Stored data:
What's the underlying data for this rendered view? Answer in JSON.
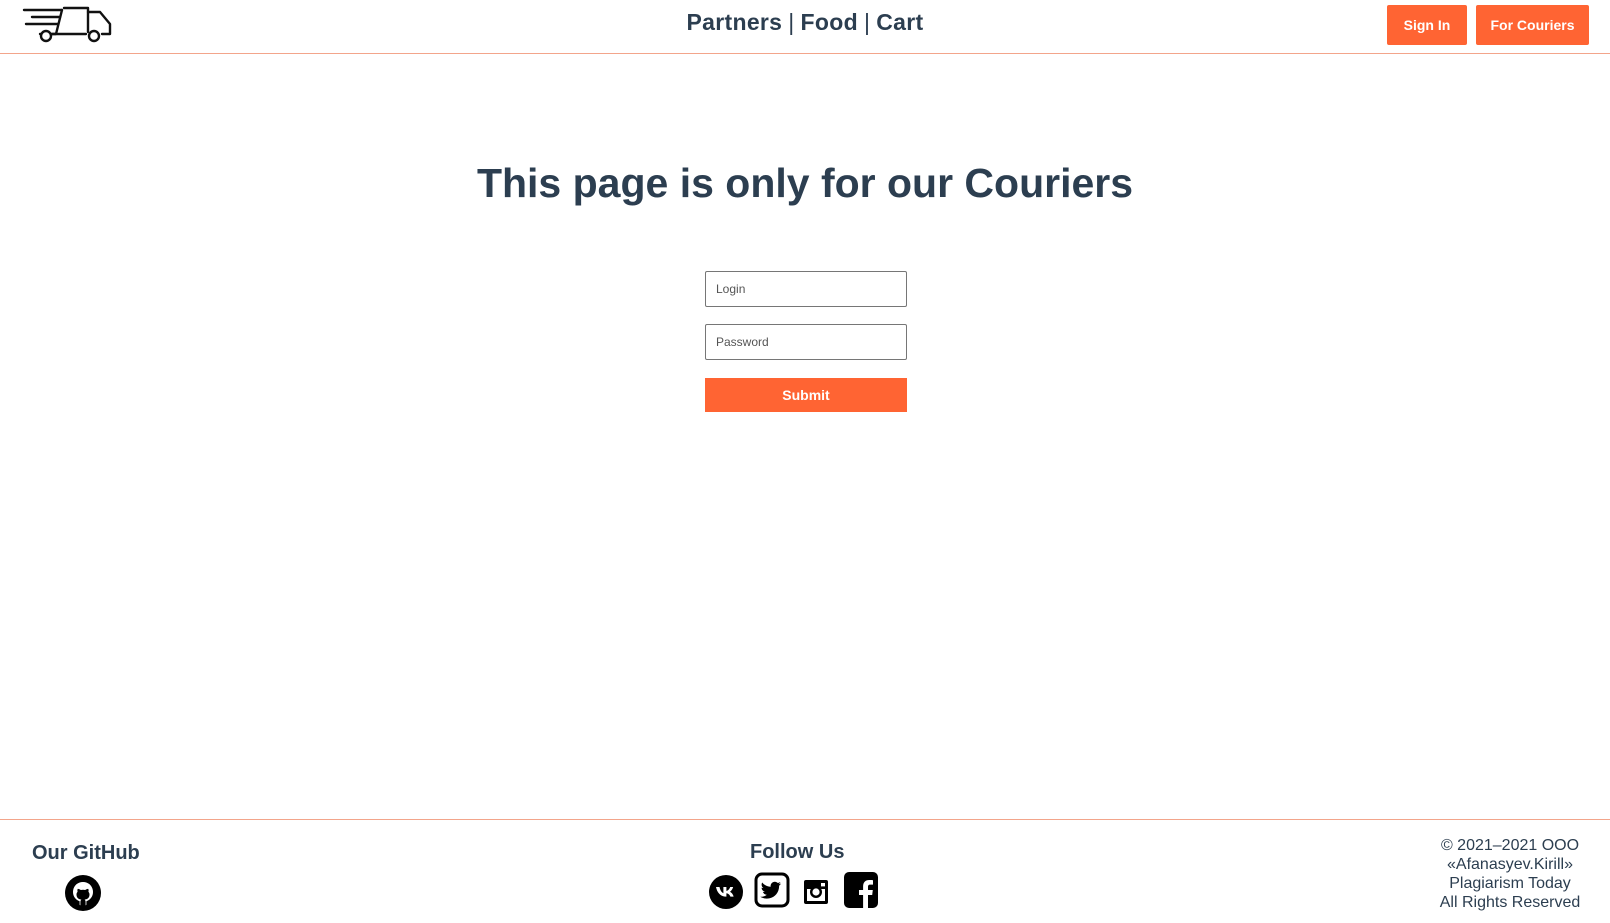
{
  "header": {
    "nav": [
      {
        "label": "Partners"
      },
      {
        "label": "Food"
      },
      {
        "label": "Cart"
      }
    ],
    "separator": "|",
    "sign_in_label": "Sign In",
    "for_couriers_label": "For Couriers",
    "logo_icon": "delivery-truck-icon"
  },
  "main": {
    "title": "This page is only for our Couriers",
    "login_placeholder": "Login",
    "password_placeholder": "Password",
    "submit_label": "Submit"
  },
  "footer": {
    "github_title": "Our GitHub",
    "github_icon": "github-icon",
    "follow_title": "Follow Us",
    "social_icons": [
      "vk-icon",
      "twitter-icon",
      "instagram-icon",
      "facebook-icon"
    ],
    "copyright": {
      "line1": "© 2021–2021 OOO",
      "line2": "«Afanasyev.Kirill»",
      "line3": "Plagiarism Today",
      "line4": "All Rights Reserved"
    }
  },
  "colors": {
    "accent": "#ff6433",
    "text": "#2c3e50",
    "divider": "#f3a58b"
  }
}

- _Your instructions_:
Copy each line of the records precisely and drop any images they hold.

- _Response_:
What's the underlying data for this rendered view? Answer in JSON.
{
  "header": {
    "nav": [
      {
        "label": "Partners"
      },
      {
        "label": "Food"
      },
      {
        "label": "Cart"
      }
    ],
    "separator": "|",
    "sign_in_label": "Sign In",
    "for_couriers_label": "For Couriers",
    "logo_icon": "delivery-truck-icon"
  },
  "main": {
    "title": "This page is only for our Couriers",
    "login_placeholder": "Login",
    "password_placeholder": "Password",
    "submit_label": "Submit"
  },
  "footer": {
    "github_title": "Our GitHub",
    "github_icon": "github-icon",
    "follow_title": "Follow Us",
    "social_icons": [
      "vk-icon",
      "twitter-icon",
      "instagram-icon",
      "facebook-icon"
    ],
    "copyright": {
      "line1": "© 2021–2021 OOO",
      "line2": "«Afanasyev.Kirill»",
      "line3": "Plagiarism Today",
      "line4": "All Rights Reserved"
    }
  },
  "colors": {
    "accent": "#ff6433",
    "text": "#2c3e50",
    "divider": "#f3a58b"
  }
}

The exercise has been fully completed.